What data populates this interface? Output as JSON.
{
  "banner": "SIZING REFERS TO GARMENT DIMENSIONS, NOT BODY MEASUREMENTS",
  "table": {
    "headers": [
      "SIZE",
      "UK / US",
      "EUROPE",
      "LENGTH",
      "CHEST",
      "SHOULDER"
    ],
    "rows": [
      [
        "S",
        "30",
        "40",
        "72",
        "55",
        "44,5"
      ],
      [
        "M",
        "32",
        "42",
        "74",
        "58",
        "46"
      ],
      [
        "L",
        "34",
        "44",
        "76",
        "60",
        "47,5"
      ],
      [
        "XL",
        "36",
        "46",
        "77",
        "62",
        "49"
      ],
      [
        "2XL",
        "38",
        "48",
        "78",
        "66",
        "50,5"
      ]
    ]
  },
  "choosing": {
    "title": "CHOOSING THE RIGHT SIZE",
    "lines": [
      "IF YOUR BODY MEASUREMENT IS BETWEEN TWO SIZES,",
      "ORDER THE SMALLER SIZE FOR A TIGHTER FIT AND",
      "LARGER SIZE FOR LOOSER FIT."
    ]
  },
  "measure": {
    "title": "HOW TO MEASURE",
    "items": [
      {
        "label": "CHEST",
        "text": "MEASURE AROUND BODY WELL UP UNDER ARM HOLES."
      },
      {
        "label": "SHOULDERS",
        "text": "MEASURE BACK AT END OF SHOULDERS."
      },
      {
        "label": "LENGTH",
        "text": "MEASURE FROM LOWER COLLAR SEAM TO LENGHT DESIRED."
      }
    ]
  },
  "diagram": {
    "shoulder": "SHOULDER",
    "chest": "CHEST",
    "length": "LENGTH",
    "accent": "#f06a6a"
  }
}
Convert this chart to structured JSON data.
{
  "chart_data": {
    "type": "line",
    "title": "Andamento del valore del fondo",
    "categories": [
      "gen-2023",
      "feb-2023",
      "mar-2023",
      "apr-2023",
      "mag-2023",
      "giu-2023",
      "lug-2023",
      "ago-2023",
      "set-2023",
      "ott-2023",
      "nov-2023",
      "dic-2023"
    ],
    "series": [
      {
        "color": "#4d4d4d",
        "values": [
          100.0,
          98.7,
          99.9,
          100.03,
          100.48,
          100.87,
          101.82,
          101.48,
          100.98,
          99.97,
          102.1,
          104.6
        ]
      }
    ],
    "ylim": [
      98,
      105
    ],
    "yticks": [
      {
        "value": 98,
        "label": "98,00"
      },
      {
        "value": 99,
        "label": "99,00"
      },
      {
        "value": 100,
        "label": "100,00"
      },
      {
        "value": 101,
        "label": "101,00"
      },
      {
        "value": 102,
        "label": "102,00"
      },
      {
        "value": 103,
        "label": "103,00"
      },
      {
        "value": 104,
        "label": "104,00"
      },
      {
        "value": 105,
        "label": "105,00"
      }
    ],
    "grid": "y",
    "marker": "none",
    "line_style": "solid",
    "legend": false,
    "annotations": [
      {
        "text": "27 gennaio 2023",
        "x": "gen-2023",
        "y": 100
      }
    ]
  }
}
--------
_INSTRUCTION:_ Can you give every line above again, exactly as written?

_TASK RESULT:_
What data populates this interface? Output as JSON.
{
  "banner": "SIZING REFERS TO GARMENT DIMENSIONS, NOT BODY MEASUREMENTS",
  "table": {
    "headers": [
      "SIZE",
      "UK / US",
      "EUROPE",
      "LENGTH",
      "CHEST",
      "SHOULDER"
    ],
    "rows": [
      [
        "S",
        "30",
        "40",
        "72",
        "55",
        "44,5"
      ],
      [
        "M",
        "32",
        "42",
        "74",
        "58",
        "46"
      ],
      [
        "L",
        "34",
        "44",
        "76",
        "60",
        "47,5"
      ],
      [
        "XL",
        "36",
        "46",
        "77",
        "62",
        "49"
      ],
      [
        "2XL",
        "38",
        "48",
        "78",
        "66",
        "50,5"
      ]
    ]
  },
  "choosing": {
    "title": "CHOOSING THE RIGHT SIZE",
    "lines": [
      "IF YOUR BODY MEASUREMENT IS BETWEEN TWO SIZES,",
      "ORDER THE SMALLER SIZE FOR A TIGHTER FIT AND",
      "LARGER SIZE FOR LOOSER FIT."
    ]
  },
  "measure": {
    "title": "HOW TO MEASURE",
    "items": [
      {
        "label": "CHEST",
        "text": "MEASURE AROUND BODY WELL UP UNDER ARM HOLES."
      },
      {
        "label": "SHOULDERS",
        "text": "MEASURE BACK AT END OF SHOULDERS."
      },
      {
        "label": "LENGTH",
        "text": "MEASURE FROM LOWER COLLAR SEAM TO LENGHT DESIRED."
      }
    ]
  },
  "diagram": {
    "shoulder": "SHOULDER",
    "chest": "CHEST",
    "length": "LENGTH",
    "accent": "#f06a6a"
  }
}
Convert this chart to structured JSON data.
{
  "chart_data": {
    "type": "line",
    "title": "Andamento del valore del fondo",
    "categories": [
      "gen-2023",
      "feb-2023",
      "mar-2023",
      "apr-2023",
      "mag-2023",
      "giu-2023",
      "lug-2023",
      "ago-2023",
      "set-2023",
      "ott-2023",
      "nov-2023",
      "dic-2023"
    ],
    "series": [
      {
        "color": "#4d4d4d",
        "values": [
          100.0,
          98.7,
          99.9,
          100.03,
          100.48,
          100.87,
          101.82,
          101.48,
          100.98,
          99.97,
          102.1,
          104.6
        ]
      }
    ],
    "ylim": [
      98,
      105
    ],
    "yticks": [
      {
        "value": 98,
        "label": "98,00"
      },
      {
        "value": 99,
        "label": "99,00"
      },
      {
        "value": 100,
        "label": "100,00"
      },
      {
        "value": 101,
        "label": "101,00"
      },
      {
        "value": 102,
        "label": "102,00"
      },
      {
        "value": 103,
        "label": "103,00"
      },
      {
        "value": 104,
        "label": "104,00"
      },
      {
        "value": 105,
        "label": "105,00"
      }
    ],
    "grid": "y",
    "marker": "none",
    "line_style": "solid",
    "legend": false,
    "annotations": [
      {
        "text": "27 gennaio 2023",
        "x": "gen-2023",
        "y": 100
      }
    ]
  }
}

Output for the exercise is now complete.